- _Stored items_
※

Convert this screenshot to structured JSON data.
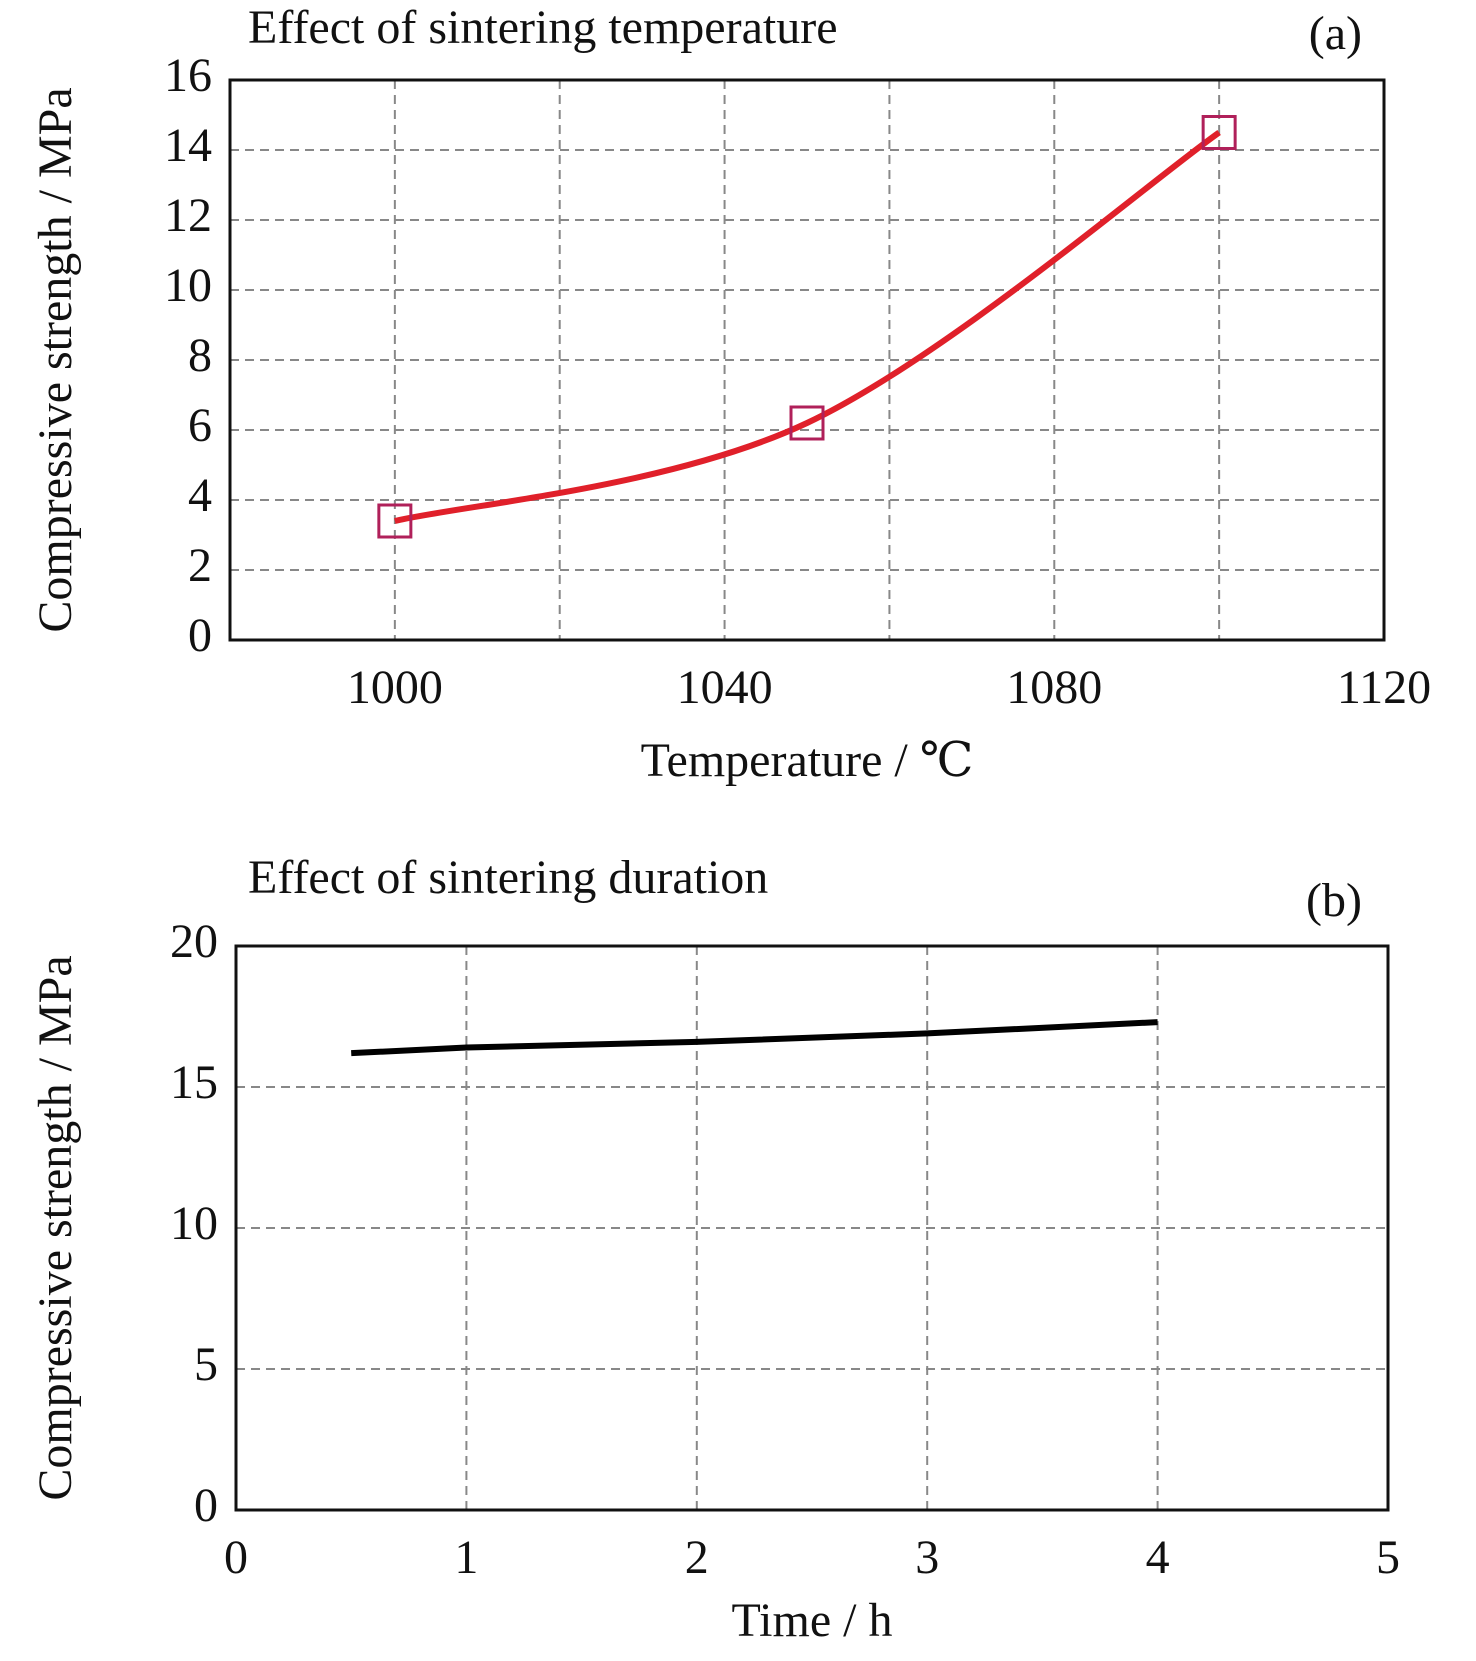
{
  "chart_data": [
    {
      "type": "line",
      "title": "Effect of sintering temperature",
      "panel_label": "(a)",
      "x_label": "Temperature / ℃",
      "y_label": "Compressive strength / MPa",
      "xlim": [
        980,
        1120
      ],
      "xticks": [
        1000,
        1040,
        1080,
        1120
      ],
      "xminor": [
        1020,
        1060,
        1100
      ],
      "ylim": [
        0,
        16
      ],
      "yticks": [
        0,
        2,
        4,
        6,
        8,
        10,
        12,
        14,
        16
      ],
      "grid": true,
      "smooth": true,
      "marker": "square",
      "series": [
        {
          "color": "#e0202a",
          "marker_color": "#b0205a",
          "x": [
            1000,
            1050,
            1100
          ],
          "values": [
            3.4,
            6.2,
            14.5
          ]
        }
      ]
    },
    {
      "type": "line",
      "title": "Effect of sintering duration",
      "panel_label": "(b)",
      "x_label": "Time / h",
      "y_label": "Compressive strength / MPa",
      "xlim": [
        0,
        5
      ],
      "xticks": [
        0,
        1,
        2,
        3,
        4,
        5
      ],
      "ylim": [
        0,
        20
      ],
      "yticks": [
        0,
        5,
        10,
        15,
        20
      ],
      "grid": true,
      "series": [
        {
          "color": "#000000",
          "x": [
            0.5,
            1,
            2,
            3,
            4
          ],
          "values": [
            16.2,
            16.4,
            16.6,
            16.9,
            17.3
          ]
        }
      ]
    }
  ]
}
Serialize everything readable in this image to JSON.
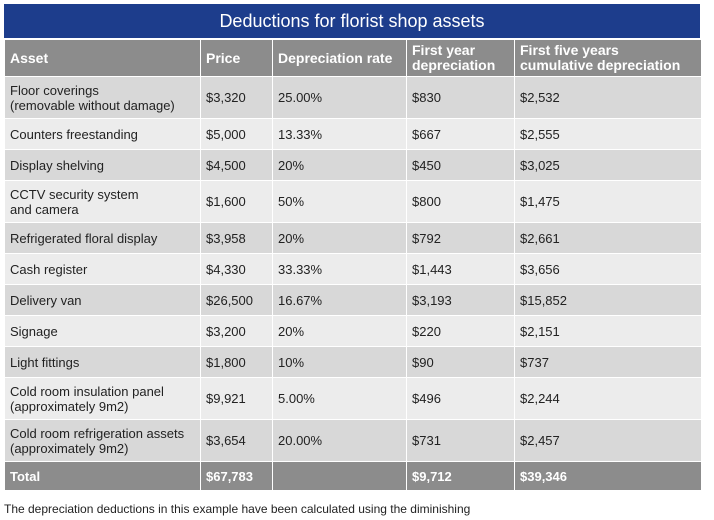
{
  "header": {
    "title": "Deductions for florist shop assets"
  },
  "table": {
    "columns": [
      "Asset",
      "Price",
      "Depreciation rate",
      "First year\ndepreciation",
      "First five years\ncumulative depreciation"
    ],
    "rows": [
      [
        "Floor coverings\n(removable without damage)",
        "$3,320",
        "25.00%",
        "$830",
        "$2,532"
      ],
      [
        "Counters freestanding",
        "$5,000",
        "13.33%",
        "$667",
        "$2,555"
      ],
      [
        "Display shelving",
        "$4,500",
        "20%",
        "$450",
        "$3,025"
      ],
      [
        "CCTV security system\nand camera",
        "$1,600",
        "50%",
        "$800",
        "$1,475"
      ],
      [
        "Refrigerated floral display",
        "$3,958",
        "20%",
        "$792",
        "$2,661"
      ],
      [
        "Cash register",
        "$4,330",
        "33.33%",
        "$1,443",
        "$3,656"
      ],
      [
        "Delivery van",
        "$26,500",
        "16.67%",
        "$3,193",
        "$15,852"
      ],
      [
        "Signage",
        "$3,200",
        "20%",
        "$220",
        "$2,151"
      ],
      [
        "Light fittings",
        "$1,800",
        "10%",
        "$90",
        "$737"
      ],
      [
        "Cold room insulation panel\n(approximately 9m2)",
        "$9,921",
        "5.00%",
        "$496",
        "$2,244"
      ],
      [
        "Cold room refrigeration assets\n(approximately 9m2)",
        "$3,654",
        "20.00%",
        "$731",
        "$2,457"
      ]
    ],
    "total": [
      "Total",
      "$67,783",
      "",
      "$9,712",
      "$39,346"
    ]
  },
  "footnote": "The depreciation deductions in this example have been calculated using the diminishing"
}
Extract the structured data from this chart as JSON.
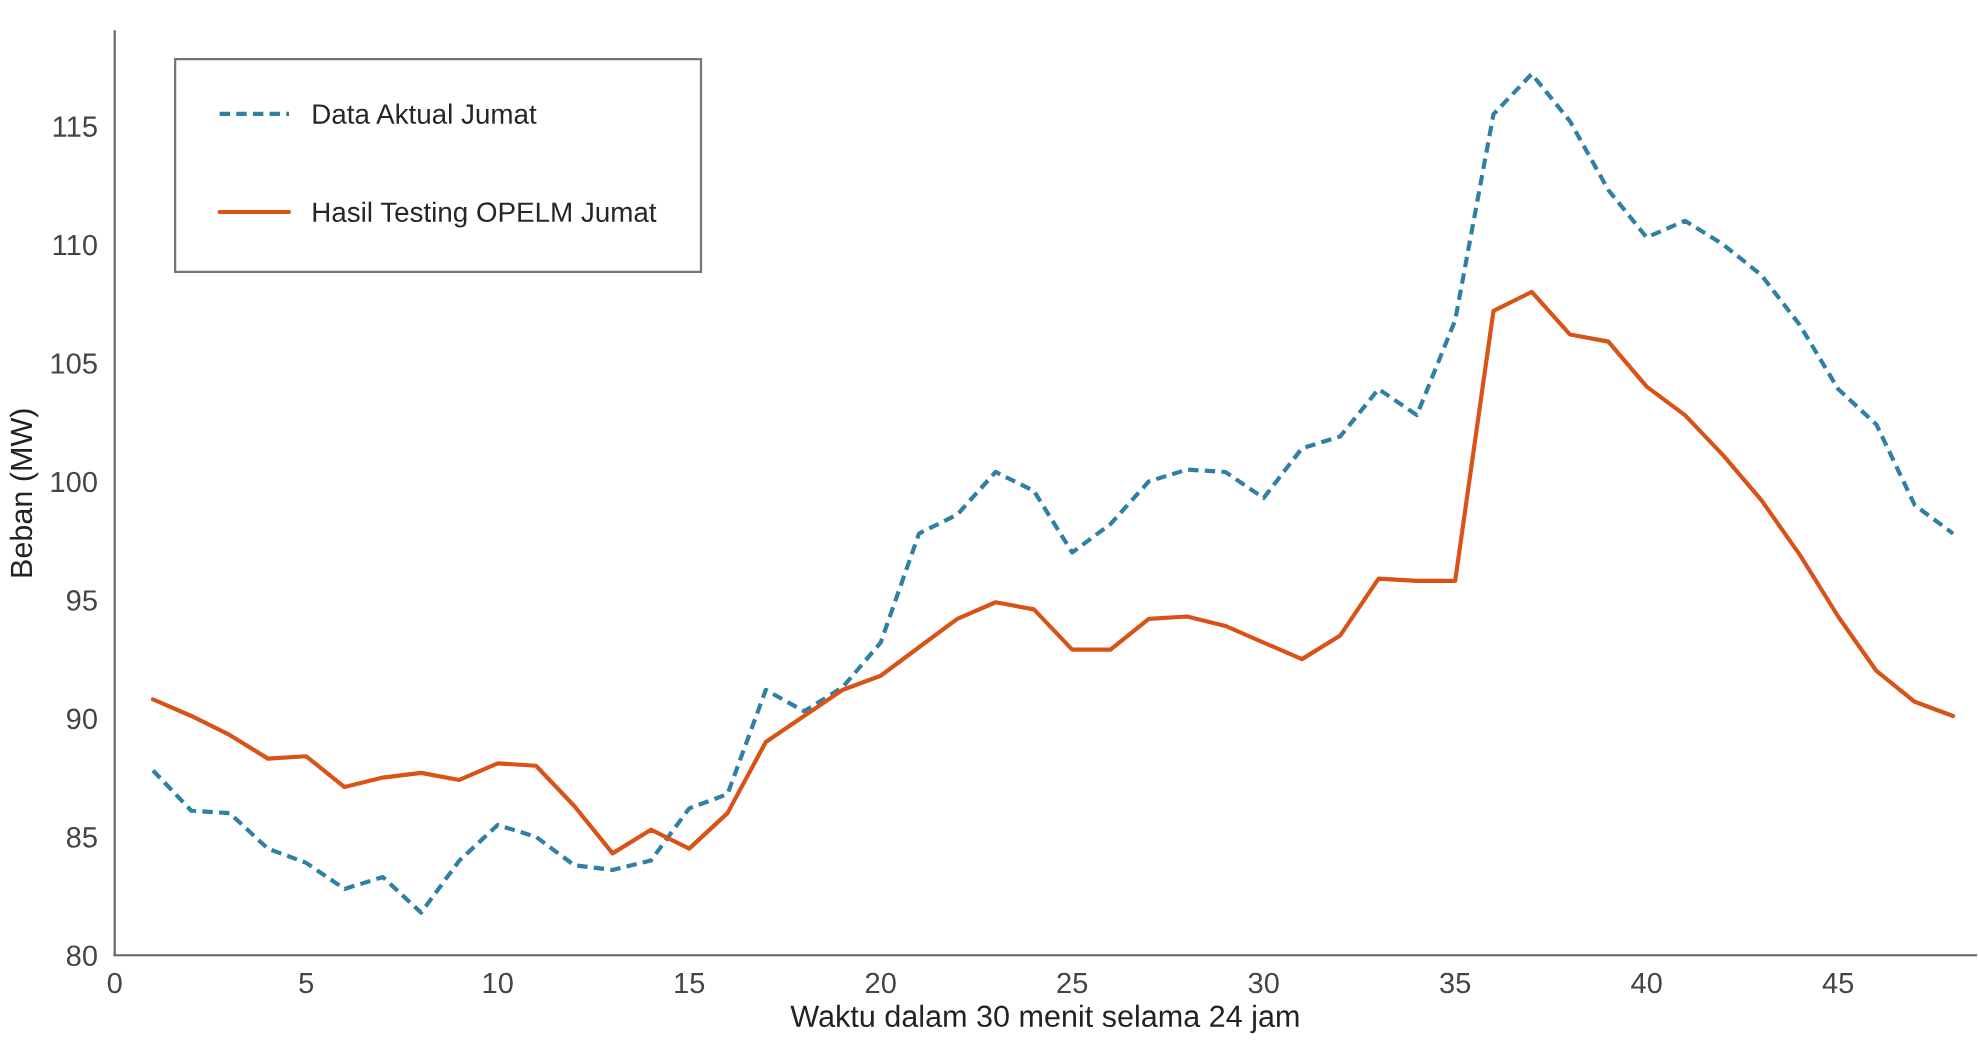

※

- _Exercise brief_
Write out the full listing verbatim, excluding its pictures.

- _Solved problem_
Convert this screenshot to structured JSON data.
{
  "chart_data": [
    {
      "type": "line",
      "title": "Effect of sintering temperature",
      "panel_label": "(a)",
      "x_label": "Temperature / ℃",
      "y_label": "Compressive strength / MPa",
      "xlim": [
        980,
        1120
      ],
      "xticks": [
        1000,
        1040,
        1080,
        1120
      ],
      "xminor": [
        1020,
        1060,
        1100
      ],
      "ylim": [
        0,
        16
      ],
      "yticks": [
        0,
        2,
        4,
        6,
        8,
        10,
        12,
        14,
        16
      ],
      "grid": true,
      "smooth": true,
      "marker": "square",
      "series": [
        {
          "color": "#e0202a",
          "marker_color": "#b0205a",
          "x": [
            1000,
            1050,
            1100
          ],
          "values": [
            3.4,
            6.2,
            14.5
          ]
        }
      ]
    },
    {
      "type": "line",
      "title": "Effect of sintering duration",
      "panel_label": "(b)",
      "x_label": "Time / h",
      "y_label": "Compressive strength / MPa",
      "xlim": [
        0,
        5
      ],
      "xticks": [
        0,
        1,
        2,
        3,
        4,
        5
      ],
      "ylim": [
        0,
        20
      ],
      "yticks": [
        0,
        5,
        10,
        15,
        20
      ],
      "grid": true,
      "series": [
        {
          "color": "#000000",
          "x": [
            0.5,
            1,
            2,
            3,
            4
          ],
          "values": [
            16.2,
            16.4,
            16.6,
            16.9,
            17.3
          ]
        }
      ]
    }
  ]
}
Serialize everything readable in this image to JSON.
{
  "header": {
    "title": "Deductions for florist shop assets"
  },
  "table": {
    "columns": [
      "Asset",
      "Price",
      "Depreciation rate",
      "First year\ndepreciation",
      "First five years\ncumulative depreciation"
    ],
    "rows": [
      [
        "Floor coverings\n(removable without damage)",
        "$3,320",
        "25.00%",
        "$830",
        "$2,532"
      ],
      [
        "Counters freestanding",
        "$5,000",
        "13.33%",
        "$667",
        "$2,555"
      ],
      [
        "Display shelving",
        "$4,500",
        "20%",
        "$450",
        "$3,025"
      ],
      [
        "CCTV security system\nand camera",
        "$1,600",
        "50%",
        "$800",
        "$1,475"
      ],
      [
        "Refrigerated floral display",
        "$3,958",
        "20%",
        "$792",
        "$2,661"
      ],
      [
        "Cash register",
        "$4,330",
        "33.33%",
        "$1,443",
        "$3,656"
      ],
      [
        "Delivery van",
        "$26,500",
        "16.67%",
        "$3,193",
        "$15,852"
      ],
      [
        "Signage",
        "$3,200",
        "20%",
        "$220",
        "$2,151"
      ],
      [
        "Light fittings",
        "$1,800",
        "10%",
        "$90",
        "$737"
      ],
      [
        "Cold room insulation panel\n(approximately 9m2)",
        "$9,921",
        "5.00%",
        "$496",
        "$2,244"
      ],
      [
        "Cold room refrigeration assets\n(approximately 9m2)",
        "$3,654",
        "20.00%",
        "$731",
        "$2,457"
      ]
    ],
    "total": [
      "Total",
      "$67,783",
      "",
      "$9,712",
      "$39,346"
    ]
  },
  "footnote": "The depreciation deductions in this example have been calculated using the diminishing"
}
Extract the structured data from this chart as JSON.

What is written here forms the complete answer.